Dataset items
— Start —

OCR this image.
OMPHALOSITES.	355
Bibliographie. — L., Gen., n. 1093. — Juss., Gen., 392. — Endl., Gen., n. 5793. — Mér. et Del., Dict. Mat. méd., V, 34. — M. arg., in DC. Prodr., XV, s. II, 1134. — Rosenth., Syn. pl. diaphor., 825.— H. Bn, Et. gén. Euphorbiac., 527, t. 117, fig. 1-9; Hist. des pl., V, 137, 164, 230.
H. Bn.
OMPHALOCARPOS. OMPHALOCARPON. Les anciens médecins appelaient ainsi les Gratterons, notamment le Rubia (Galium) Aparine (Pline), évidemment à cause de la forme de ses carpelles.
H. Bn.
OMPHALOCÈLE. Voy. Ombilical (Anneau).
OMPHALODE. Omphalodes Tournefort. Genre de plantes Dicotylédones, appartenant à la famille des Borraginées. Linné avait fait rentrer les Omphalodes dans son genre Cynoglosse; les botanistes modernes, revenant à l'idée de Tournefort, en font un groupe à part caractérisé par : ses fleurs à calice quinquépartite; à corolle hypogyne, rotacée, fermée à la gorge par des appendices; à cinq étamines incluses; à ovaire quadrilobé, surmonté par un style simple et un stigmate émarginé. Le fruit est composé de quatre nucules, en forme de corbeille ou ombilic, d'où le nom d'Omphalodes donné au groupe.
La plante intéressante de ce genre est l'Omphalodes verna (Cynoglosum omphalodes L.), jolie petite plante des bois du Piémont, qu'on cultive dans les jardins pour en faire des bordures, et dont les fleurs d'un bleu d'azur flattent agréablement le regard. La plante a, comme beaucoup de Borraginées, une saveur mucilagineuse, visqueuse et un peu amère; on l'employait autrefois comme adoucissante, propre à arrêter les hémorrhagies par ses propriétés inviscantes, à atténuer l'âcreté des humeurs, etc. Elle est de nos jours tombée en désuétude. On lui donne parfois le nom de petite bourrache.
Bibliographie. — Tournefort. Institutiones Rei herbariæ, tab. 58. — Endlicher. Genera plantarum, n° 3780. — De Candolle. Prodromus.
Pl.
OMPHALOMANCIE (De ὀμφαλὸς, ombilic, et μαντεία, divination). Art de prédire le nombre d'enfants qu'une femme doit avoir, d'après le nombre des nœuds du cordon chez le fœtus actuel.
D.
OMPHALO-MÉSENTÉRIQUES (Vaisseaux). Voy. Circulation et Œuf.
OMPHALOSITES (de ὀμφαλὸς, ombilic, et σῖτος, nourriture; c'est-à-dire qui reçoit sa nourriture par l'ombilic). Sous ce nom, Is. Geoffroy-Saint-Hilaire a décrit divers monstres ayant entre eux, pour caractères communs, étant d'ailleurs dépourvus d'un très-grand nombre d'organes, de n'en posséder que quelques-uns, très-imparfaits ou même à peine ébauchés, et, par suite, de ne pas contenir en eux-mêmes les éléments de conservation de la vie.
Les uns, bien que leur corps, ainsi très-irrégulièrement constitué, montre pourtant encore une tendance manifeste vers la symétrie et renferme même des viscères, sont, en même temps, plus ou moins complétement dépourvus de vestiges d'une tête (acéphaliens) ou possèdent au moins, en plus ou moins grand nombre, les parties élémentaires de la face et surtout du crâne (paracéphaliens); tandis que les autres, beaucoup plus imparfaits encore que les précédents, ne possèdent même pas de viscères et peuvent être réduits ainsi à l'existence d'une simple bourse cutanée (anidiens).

— End —

#### EXERCISE PROMPT
Using the entries above, state how many lines include the word "dans", with no other words.

#### RESPONSE TO THIS EXERCISE
2